■ WHAT YOU HAVE TO DO
The records are to be restated in their entirety, word for word.

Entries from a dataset
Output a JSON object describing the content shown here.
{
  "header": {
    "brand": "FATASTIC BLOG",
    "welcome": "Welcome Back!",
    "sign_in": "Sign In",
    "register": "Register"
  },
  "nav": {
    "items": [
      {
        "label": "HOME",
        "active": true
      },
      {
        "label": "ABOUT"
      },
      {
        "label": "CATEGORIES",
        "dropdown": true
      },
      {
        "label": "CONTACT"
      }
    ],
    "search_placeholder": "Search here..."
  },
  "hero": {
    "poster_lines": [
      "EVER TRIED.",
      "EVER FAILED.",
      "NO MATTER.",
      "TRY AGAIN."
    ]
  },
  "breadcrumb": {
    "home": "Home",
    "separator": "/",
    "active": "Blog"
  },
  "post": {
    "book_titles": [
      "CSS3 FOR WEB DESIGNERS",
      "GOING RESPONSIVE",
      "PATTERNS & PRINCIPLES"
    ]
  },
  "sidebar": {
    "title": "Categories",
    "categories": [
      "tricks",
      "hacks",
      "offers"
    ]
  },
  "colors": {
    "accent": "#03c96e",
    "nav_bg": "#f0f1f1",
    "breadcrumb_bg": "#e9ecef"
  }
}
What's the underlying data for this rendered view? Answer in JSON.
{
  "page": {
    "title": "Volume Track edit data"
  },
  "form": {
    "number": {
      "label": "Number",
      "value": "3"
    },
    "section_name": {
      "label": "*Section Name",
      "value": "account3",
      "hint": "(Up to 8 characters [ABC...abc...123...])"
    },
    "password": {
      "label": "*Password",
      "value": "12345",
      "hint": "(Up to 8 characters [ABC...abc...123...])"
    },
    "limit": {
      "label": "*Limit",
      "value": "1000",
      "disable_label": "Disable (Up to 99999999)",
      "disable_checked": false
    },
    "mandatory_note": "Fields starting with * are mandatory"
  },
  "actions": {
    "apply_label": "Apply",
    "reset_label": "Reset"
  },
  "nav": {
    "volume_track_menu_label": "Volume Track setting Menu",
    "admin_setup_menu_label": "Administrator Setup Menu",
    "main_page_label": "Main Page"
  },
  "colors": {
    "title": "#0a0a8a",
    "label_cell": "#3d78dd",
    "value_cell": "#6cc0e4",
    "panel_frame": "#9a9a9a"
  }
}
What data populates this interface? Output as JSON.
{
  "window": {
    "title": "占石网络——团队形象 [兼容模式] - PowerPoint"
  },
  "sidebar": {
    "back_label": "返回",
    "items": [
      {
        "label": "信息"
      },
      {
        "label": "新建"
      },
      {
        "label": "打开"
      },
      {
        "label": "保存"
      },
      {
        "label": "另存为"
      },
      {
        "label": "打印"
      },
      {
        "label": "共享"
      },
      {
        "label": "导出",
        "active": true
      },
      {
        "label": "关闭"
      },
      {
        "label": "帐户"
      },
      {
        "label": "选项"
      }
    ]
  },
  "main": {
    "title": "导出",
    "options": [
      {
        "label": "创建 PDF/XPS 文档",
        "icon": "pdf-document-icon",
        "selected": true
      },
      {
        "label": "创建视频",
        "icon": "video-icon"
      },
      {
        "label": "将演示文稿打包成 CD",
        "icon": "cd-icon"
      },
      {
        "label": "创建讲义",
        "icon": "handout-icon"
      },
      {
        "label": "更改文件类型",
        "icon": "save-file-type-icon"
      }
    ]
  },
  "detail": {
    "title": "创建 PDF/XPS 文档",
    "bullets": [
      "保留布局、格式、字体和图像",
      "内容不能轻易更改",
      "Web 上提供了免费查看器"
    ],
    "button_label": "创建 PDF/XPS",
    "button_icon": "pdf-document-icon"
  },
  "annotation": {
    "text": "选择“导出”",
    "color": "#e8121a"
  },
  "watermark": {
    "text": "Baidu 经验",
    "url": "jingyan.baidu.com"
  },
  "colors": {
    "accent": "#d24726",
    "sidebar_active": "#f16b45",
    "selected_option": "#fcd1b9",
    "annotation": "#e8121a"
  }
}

■ SOLUTION FOR THIS TASK
Output a JSON object describing the content shown here.
{
  "header": {
    "brand": "FATASTIC BLOG",
    "welcome": "Welcome Back!",
    "sign_in": "Sign In",
    "register": "Register"
  },
  "nav": {
    "items": [
      {
        "label": "HOME",
        "active": true
      },
      {
        "label": "ABOUT"
      },
      {
        "label": "CATEGORIES",
        "dropdown": true
      },
      {
        "label": "CONTACT"
      }
    ],
    "search_placeholder": "Search here..."
  },
  "hero": {
    "poster_lines": [
      "EVER TRIED.",
      "EVER FAILED.",
      "NO MATTER.",
      "TRY AGAIN."
    ]
  },
  "breadcrumb": {
    "home": "Home",
    "separator": "/",
    "active": "Blog"
  },
  "post": {
    "book_titles": [
      "CSS3 FOR WEB DESIGNERS",
      "GOING RESPONSIVE",
      "PATTERNS & PRINCIPLES"
    ]
  },
  "sidebar": {
    "title": "Categories",
    "categories": [
      "tricks",
      "hacks",
      "offers"
    ]
  },
  "colors": {
    "accent": "#03c96e",
    "nav_bg": "#f0f1f1",
    "breadcrumb_bg": "#e9ecef"
  }
}
What's the underlying data for this rendered view? Answer in JSON.
{
  "page": {
    "title": "Volume Track edit data"
  },
  "form": {
    "number": {
      "label": "Number",
      "value": "3"
    },
    "section_name": {
      "label": "*Section Name",
      "value": "account3",
      "hint": "(Up to 8 characters [ABC...abc...123...])"
    },
    "password": {
      "label": "*Password",
      "value": "12345",
      "hint": "(Up to 8 characters [ABC...abc...123...])"
    },
    "limit": {
      "label": "*Limit",
      "value": "1000",
      "disable_label": "Disable (Up to 99999999)",
      "disable_checked": false
    },
    "mandatory_note": "Fields starting with * are mandatory"
  },
  "actions": {
    "apply_label": "Apply",
    "reset_label": "Reset"
  },
  "nav": {
    "volume_track_menu_label": "Volume Track setting Menu",
    "admin_setup_menu_label": "Administrator Setup Menu",
    "main_page_label": "Main Page"
  },
  "colors": {
    "title": "#0a0a8a",
    "label_cell": "#3d78dd",
    "value_cell": "#6cc0e4",
    "panel_frame": "#9a9a9a"
  }
}
What data populates this interface? Output as JSON.
{
  "window": {
    "title": "占石网络——团队形象 [兼容模式] - PowerPoint"
  },
  "sidebar": {
    "back_label": "返回",
    "items": [
      {
        "label": "信息"
      },
      {
        "label": "新建"
      },
      {
        "label": "打开"
      },
      {
        "label": "保存"
      },
      {
        "label": "另存为"
      },
      {
        "label": "打印"
      },
      {
        "label": "共享"
      },
      {
        "label": "导出",
        "active": true
      },
      {
        "label": "关闭"
      },
      {
        "label": "帐户"
      },
      {
        "label": "选项"
      }
    ]
  },
  "main": {
    "title": "导出",
    "options": [
      {
        "label": "创建 PDF/XPS 文档",
        "icon": "pdf-document-icon",
        "selected": true
      },
      {
        "label": "创建视频",
        "icon": "video-icon"
      },
      {
        "label": "将演示文稿打包成 CD",
        "icon": "cd-icon"
      },
      {
        "label": "创建讲义",
        "icon": "handout-icon"
      },
      {
        "label": "更改文件类型",
        "icon": "save-file-type-icon"
      }
    ]
  },
  "detail": {
    "title": "创建 PDF/XPS 文档",
    "bullets": [
      "保留布局、格式、字体和图像",
      "内容不能轻易更改",
      "Web 上提供了免费查看器"
    ],
    "button_label": "创建 PDF/XPS",
    "button_icon": "pdf-document-icon"
  },
  "annotation": {
    "text": "选择“导出”",
    "color": "#e8121a"
  },
  "watermark": {
    "text": "Baidu 经验",
    "url": "jingyan.baidu.com"
  },
  "colors": {
    "accent": "#d24726",
    "sidebar_active": "#f16b45",
    "selected_option": "#fcd1b9",
    "annotation": "#e8121a"
  }
}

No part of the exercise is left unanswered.